RAW RECORDS:
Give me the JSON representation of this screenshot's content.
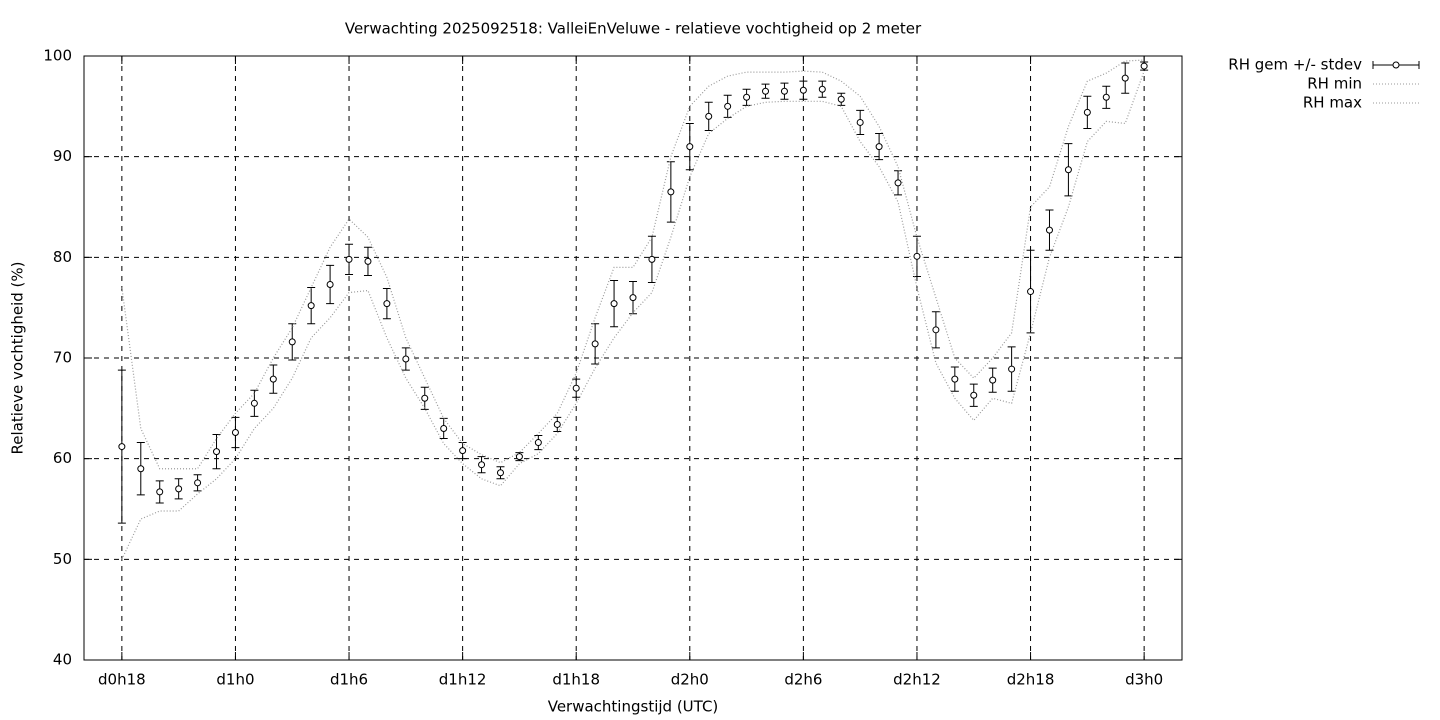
{
  "chart_data": {
    "type": "errorbar",
    "title": "Verwachting 2025092518: ValleiEnVeluwe - relatieve vochtigheid op 2 meter",
    "xlabel": "Verwachtingstijd (UTC)",
    "ylabel": "Relatieve vochtigheid (%)",
    "x": [
      18,
      19,
      20,
      21,
      22,
      23,
      24,
      25,
      26,
      27,
      28,
      29,
      30,
      31,
      32,
      33,
      34,
      35,
      36,
      37,
      38,
      39,
      40,
      41,
      42,
      43,
      44,
      45,
      46,
      47,
      48,
      49,
      50,
      51,
      52,
      53,
      54,
      55,
      56,
      57,
      58,
      59,
      60,
      61,
      62,
      63,
      64,
      65,
      66,
      67,
      68,
      69,
      70,
      71,
      72
    ],
    "series": [
      {
        "name": "RH gem +/- stdev",
        "color": "#000000",
        "values": [
          61.2,
          59.0,
          56.7,
          57.0,
          57.6,
          60.7,
          62.6,
          65.5,
          67.9,
          71.6,
          75.2,
          77.3,
          79.8,
          79.6,
          75.4,
          69.9,
          66.0,
          63.0,
          60.8,
          59.4,
          58.6,
          60.2,
          61.6,
          63.4,
          67.0,
          71.4,
          75.4,
          76.0,
          79.8,
          86.5,
          91.0,
          94.0,
          95.0,
          95.9,
          96.5,
          96.5,
          96.6,
          96.7,
          95.7,
          93.4,
          91.0,
          87.4,
          80.1,
          72.8,
          67.9,
          66.3,
          67.8,
          68.9,
          76.6,
          82.7,
          88.7,
          94.4,
          95.9,
          97.8,
          99.0
        ],
        "errors": [
          7.6,
          2.6,
          1.1,
          1.0,
          0.8,
          1.7,
          1.5,
          1.3,
          1.4,
          1.8,
          1.8,
          1.9,
          1.5,
          1.4,
          1.5,
          1.1,
          1.1,
          1.0,
          0.8,
          0.8,
          0.6,
          0.4,
          0.7,
          0.7,
          0.9,
          2.0,
          2.3,
          1.6,
          2.3,
          3.0,
          2.3,
          1.4,
          1.1,
          0.8,
          0.7,
          0.8,
          0.9,
          0.8,
          0.6,
          1.2,
          1.3,
          1.2,
          2.0,
          1.8,
          1.2,
          1.1,
          1.2,
          2.2,
          4.1,
          2.0,
          2.6,
          1.6,
          1.1,
          1.5,
          0.4
        ]
      },
      {
        "name": "RH min",
        "color": "#9a9a9a",
        "values": [
          50,
          54,
          54.8,
          54.8,
          56.5,
          58,
          60,
          63,
          65,
          68,
          72,
          74,
          76.5,
          76.7,
          72,
          68,
          65,
          61.5,
          59.5,
          58,
          57.3,
          59.5,
          60.5,
          62.5,
          65.5,
          69,
          72,
          74.5,
          76.5,
          82,
          88,
          92.3,
          93.8,
          95,
          95.4,
          95.5,
          95.5,
          95.5,
          95,
          91.5,
          89,
          85.5,
          77,
          69.5,
          66,
          63.8,
          66,
          65.5,
          72.5,
          80,
          85,
          91.5,
          93.5,
          93.3,
          98.5
        ]
      },
      {
        "name": "RH max",
        "color": "#9a9a9a",
        "values": [
          77,
          63,
          59,
          59,
          59,
          62,
          64.5,
          66.5,
          70,
          73,
          77,
          81,
          83.8,
          82,
          78,
          72,
          68,
          64,
          61.5,
          60.4,
          59.6,
          60.6,
          62.5,
          64.5,
          68.5,
          74,
          79,
          79,
          82,
          90,
          95,
          97,
          98,
          98.4,
          98.4,
          98.4,
          98.5,
          98.4,
          97.5,
          96,
          93,
          89,
          82,
          76,
          70,
          68,
          70,
          72.5,
          85,
          87,
          93,
          97.5,
          98.3,
          99.5,
          99.6
        ]
      }
    ],
    "xlim": [
      16,
      74
    ],
    "xticks": [
      {
        "value": 18,
        "label": "d0h18"
      },
      {
        "value": 24,
        "label": "d1h0"
      },
      {
        "value": 30,
        "label": "d1h6"
      },
      {
        "value": 36,
        "label": "d1h12"
      },
      {
        "value": 42,
        "label": "d1h18"
      },
      {
        "value": 48,
        "label": "d2h0"
      },
      {
        "value": 54,
        "label": "d2h6"
      },
      {
        "value": 60,
        "label": "d2h12"
      },
      {
        "value": 66,
        "label": "d2h18"
      },
      {
        "value": 72,
        "label": "d3h0"
      }
    ],
    "ylim": [
      40,
      100
    ],
    "yticks": [
      40,
      50,
      60,
      70,
      80,
      90,
      100
    ],
    "grid": true,
    "legend": "outside-right"
  }
}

WRITTEN INSTRUCTION: Pick out every line holding the string "name" and return it.

THE ANSWER:
        "name": "RH gem +/- stdev",
        "name": "RH min",
        "name": "RH max",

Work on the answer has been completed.